____ Provided data
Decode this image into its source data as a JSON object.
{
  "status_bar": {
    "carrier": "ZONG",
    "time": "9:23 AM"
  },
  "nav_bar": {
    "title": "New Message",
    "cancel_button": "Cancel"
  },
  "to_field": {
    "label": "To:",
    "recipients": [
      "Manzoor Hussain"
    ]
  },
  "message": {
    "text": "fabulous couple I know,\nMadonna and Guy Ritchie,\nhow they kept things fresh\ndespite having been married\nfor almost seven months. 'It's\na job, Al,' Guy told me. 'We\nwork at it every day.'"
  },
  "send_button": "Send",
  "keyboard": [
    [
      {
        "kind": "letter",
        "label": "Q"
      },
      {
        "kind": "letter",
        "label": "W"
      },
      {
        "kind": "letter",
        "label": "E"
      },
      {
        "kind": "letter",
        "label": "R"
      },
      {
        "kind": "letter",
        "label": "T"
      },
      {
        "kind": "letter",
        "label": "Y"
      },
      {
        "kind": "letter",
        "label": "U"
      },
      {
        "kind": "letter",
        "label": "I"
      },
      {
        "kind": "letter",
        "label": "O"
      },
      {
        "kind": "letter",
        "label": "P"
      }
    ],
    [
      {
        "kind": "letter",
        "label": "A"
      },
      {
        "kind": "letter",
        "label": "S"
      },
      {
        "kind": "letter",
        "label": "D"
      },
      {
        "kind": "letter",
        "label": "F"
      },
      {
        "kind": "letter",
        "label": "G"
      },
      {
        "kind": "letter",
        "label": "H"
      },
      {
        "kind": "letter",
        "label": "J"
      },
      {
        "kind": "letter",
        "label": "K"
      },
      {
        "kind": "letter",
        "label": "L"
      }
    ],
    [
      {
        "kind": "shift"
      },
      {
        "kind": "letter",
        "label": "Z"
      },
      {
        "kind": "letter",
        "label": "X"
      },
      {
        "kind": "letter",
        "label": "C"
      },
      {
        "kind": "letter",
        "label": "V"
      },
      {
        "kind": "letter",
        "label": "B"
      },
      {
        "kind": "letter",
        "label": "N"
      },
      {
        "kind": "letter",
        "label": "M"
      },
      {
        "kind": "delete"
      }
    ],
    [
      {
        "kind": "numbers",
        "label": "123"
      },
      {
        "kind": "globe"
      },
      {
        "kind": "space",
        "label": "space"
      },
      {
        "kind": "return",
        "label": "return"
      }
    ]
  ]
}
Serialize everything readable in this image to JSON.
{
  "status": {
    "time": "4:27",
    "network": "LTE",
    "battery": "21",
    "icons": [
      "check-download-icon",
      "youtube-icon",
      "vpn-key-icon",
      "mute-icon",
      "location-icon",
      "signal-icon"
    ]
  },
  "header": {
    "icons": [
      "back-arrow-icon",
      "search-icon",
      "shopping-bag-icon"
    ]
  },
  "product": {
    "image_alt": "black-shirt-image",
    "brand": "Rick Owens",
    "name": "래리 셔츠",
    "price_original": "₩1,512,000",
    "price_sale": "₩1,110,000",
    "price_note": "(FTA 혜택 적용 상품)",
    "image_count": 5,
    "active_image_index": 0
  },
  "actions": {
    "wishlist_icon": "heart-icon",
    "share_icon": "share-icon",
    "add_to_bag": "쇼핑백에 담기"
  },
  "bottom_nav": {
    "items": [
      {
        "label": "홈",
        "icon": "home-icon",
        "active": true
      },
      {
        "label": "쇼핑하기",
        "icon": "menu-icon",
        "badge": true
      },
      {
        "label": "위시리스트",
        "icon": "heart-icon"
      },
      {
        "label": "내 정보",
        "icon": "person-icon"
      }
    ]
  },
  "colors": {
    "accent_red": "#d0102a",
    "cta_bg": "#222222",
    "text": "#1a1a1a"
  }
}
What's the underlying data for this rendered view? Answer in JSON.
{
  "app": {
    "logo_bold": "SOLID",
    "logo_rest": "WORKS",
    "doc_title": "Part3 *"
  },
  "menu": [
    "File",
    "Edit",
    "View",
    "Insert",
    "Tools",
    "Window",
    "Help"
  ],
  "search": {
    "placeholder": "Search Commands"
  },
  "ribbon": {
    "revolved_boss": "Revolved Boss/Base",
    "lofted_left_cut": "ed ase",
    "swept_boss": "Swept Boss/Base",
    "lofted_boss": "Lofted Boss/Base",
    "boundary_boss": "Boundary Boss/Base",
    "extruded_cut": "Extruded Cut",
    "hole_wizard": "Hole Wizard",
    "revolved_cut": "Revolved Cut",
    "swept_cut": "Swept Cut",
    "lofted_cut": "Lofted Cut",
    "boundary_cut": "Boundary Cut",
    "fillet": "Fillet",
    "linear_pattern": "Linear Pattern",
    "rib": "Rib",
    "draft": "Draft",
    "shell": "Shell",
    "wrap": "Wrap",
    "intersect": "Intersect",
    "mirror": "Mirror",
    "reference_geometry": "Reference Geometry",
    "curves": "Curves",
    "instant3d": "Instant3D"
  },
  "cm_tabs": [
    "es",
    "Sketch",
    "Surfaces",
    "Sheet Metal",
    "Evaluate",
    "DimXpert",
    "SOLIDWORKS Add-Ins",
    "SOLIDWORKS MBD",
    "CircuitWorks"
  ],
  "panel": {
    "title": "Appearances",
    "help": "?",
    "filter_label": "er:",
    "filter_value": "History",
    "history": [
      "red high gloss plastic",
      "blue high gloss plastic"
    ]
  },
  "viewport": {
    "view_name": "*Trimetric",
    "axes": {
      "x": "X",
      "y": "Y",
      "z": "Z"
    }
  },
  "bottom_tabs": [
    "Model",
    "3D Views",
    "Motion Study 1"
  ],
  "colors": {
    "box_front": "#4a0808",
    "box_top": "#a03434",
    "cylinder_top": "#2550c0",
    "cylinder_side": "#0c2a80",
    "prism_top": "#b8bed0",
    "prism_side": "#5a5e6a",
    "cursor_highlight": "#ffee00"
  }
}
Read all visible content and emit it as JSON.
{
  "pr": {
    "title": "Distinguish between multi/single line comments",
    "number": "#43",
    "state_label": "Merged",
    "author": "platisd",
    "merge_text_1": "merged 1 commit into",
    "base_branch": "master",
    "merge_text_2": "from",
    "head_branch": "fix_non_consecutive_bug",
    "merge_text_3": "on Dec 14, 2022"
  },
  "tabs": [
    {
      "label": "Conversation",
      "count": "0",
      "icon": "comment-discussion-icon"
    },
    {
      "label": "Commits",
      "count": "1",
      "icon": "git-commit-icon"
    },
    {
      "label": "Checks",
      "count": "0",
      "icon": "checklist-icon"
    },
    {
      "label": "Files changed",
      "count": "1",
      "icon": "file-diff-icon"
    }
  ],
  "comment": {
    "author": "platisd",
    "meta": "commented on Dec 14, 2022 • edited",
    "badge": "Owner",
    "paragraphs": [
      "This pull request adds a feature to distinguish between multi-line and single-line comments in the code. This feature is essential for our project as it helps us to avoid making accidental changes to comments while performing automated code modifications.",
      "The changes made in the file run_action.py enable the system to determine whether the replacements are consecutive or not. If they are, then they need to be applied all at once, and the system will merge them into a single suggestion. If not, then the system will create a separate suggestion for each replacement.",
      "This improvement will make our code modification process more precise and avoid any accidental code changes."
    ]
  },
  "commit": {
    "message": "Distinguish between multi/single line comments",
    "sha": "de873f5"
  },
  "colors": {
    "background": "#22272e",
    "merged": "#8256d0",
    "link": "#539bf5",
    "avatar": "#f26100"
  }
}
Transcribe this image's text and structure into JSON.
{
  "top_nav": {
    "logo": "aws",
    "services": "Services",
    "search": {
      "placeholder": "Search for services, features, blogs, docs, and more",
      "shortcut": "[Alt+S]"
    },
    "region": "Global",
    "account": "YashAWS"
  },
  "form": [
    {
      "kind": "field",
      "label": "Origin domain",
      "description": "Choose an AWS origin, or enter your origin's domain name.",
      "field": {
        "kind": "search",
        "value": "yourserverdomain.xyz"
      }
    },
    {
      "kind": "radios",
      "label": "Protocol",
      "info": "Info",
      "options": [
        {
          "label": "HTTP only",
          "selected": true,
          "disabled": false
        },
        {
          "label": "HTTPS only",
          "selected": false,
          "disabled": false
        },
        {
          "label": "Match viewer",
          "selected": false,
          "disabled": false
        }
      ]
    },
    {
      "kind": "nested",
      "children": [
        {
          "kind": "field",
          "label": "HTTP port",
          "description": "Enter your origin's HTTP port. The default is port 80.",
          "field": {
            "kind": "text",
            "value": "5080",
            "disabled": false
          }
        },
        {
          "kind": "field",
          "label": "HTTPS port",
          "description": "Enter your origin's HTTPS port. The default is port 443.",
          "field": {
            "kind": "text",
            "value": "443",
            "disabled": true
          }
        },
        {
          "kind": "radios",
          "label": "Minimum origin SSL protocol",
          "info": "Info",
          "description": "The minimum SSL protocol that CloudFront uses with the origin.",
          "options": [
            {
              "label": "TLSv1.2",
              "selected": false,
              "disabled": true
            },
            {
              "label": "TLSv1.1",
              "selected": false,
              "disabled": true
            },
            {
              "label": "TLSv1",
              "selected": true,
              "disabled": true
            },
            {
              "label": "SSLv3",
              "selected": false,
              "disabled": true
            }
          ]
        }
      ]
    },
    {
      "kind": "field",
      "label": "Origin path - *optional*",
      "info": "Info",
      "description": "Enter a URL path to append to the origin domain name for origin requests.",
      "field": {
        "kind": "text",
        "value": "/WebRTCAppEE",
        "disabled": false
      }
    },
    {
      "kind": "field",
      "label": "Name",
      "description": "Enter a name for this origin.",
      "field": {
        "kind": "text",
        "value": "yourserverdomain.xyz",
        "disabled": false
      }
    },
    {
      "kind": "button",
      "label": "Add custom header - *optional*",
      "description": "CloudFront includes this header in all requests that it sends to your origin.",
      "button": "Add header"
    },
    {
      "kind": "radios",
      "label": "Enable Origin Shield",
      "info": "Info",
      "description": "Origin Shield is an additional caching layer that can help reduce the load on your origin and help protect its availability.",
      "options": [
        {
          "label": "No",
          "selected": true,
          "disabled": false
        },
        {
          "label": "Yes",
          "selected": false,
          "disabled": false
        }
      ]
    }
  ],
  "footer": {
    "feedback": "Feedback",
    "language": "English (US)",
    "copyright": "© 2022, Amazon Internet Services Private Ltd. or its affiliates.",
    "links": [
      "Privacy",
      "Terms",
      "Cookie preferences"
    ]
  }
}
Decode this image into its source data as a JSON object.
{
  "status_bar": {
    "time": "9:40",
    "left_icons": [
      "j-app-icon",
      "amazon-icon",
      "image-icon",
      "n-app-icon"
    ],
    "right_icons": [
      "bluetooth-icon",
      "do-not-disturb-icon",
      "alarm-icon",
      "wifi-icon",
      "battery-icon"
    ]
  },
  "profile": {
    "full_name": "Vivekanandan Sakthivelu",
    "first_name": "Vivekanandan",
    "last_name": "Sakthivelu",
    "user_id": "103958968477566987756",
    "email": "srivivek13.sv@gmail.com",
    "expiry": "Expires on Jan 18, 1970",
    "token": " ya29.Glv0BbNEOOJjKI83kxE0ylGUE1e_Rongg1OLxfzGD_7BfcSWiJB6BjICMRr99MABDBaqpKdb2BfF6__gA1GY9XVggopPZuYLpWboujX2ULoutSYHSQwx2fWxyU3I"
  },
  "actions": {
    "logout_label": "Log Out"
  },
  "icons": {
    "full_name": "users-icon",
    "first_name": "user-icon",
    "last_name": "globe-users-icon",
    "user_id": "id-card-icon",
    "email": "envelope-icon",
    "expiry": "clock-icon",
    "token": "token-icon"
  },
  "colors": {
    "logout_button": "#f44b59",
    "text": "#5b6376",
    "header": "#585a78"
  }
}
________
## Exercise task
Tally the lines that hold the string "Shield" and state the total, nothing more.

## Result for this exercise
2